Below are entries to be transcribed exactly; exclude the pictures from the copy.

==================================================

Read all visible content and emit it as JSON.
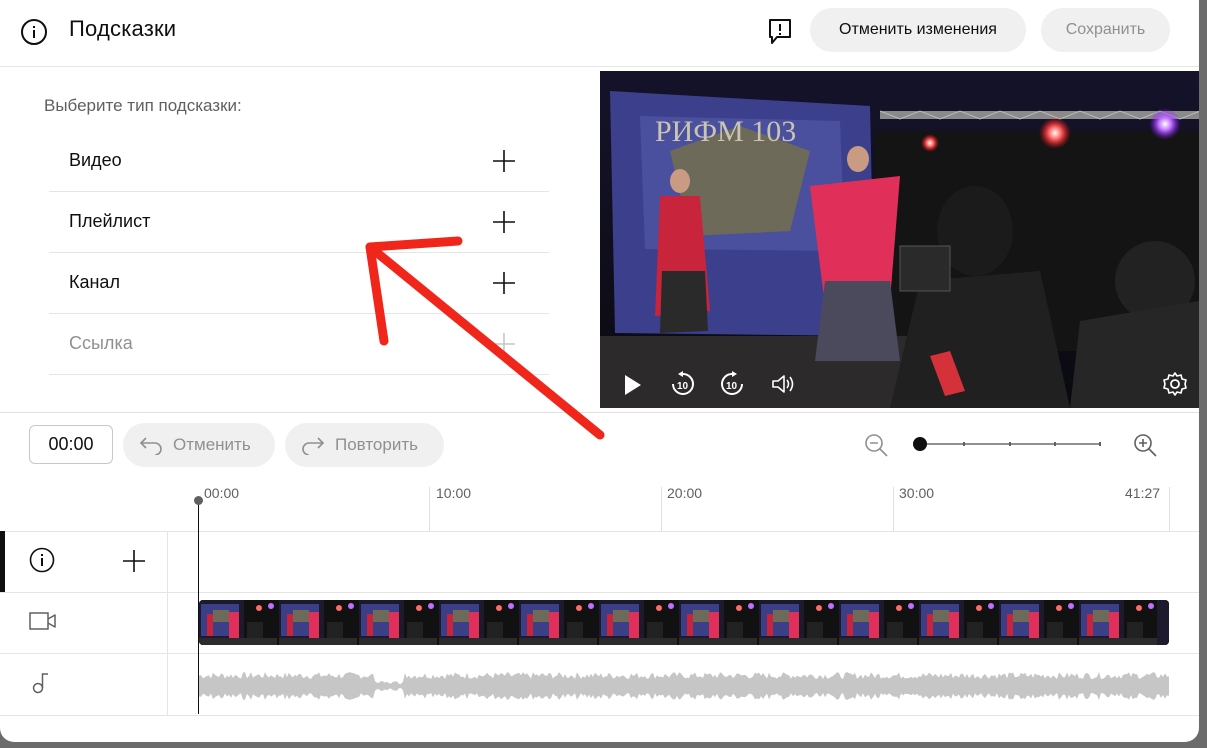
{
  "header": {
    "title": "Подсказки",
    "discard_label": "Отменить изменения",
    "save_label": "Сохранить"
  },
  "card_types": {
    "prompt": "Выберите тип подсказки:",
    "items": [
      {
        "label": "Видео",
        "enabled": true
      },
      {
        "label": "Плейлист",
        "enabled": true
      },
      {
        "label": "Канал",
        "enabled": true
      },
      {
        "label": "Ссылка",
        "enabled": false
      }
    ]
  },
  "player": {
    "controls": [
      "play-icon",
      "rewind-10-icon",
      "forward-10-icon",
      "volume-icon",
      "settings-gear-icon"
    ]
  },
  "toolbar": {
    "current_time": "00:00",
    "undo_label": "Отменить",
    "redo_label": "Повторить",
    "zoom_level": 0
  },
  "timeline": {
    "ruler": [
      "00:00",
      "10:00",
      "20:00",
      "30:00",
      "41:27"
    ]
  },
  "colors": {
    "accent_black": "#0f0f0f",
    "button_gray": "#f0f0f0",
    "annotation_arrow": "#f0261b",
    "disabled_text": "#909090"
  }
}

==================================================

### Solved problem
Read all visible content and emit it as JSON.
{
  "header": {
    "title": "Подсказки",
    "discard_label": "Отменить изменения",
    "save_label": "Сохранить"
  },
  "card_types": {
    "prompt": "Выберите тип подсказки:",
    "items": [
      {
        "label": "Видео",
        "enabled": true
      },
      {
        "label": "Плейлист",
        "enabled": true
      },
      {
        "label": "Канал",
        "enabled": true
      },
      {
        "label": "Ссылка",
        "enabled": false
      }
    ]
  },
  "player": {
    "controls": [
      "play-icon",
      "rewind-10-icon",
      "forward-10-icon",
      "volume-icon",
      "settings-gear-icon"
    ]
  },
  "toolbar": {
    "current_time": "00:00",
    "undo_label": "Отменить",
    "redo_label": "Повторить",
    "zoom_level": 0
  },
  "timeline": {
    "ruler": [
      "00:00",
      "10:00",
      "20:00",
      "30:00",
      "41:27"
    ]
  },
  "colors": {
    "accent_black": "#0f0f0f",
    "button_gray": "#f0f0f0",
    "annotation_arrow": "#f0261b",
    "disabled_text": "#909090"
  }
}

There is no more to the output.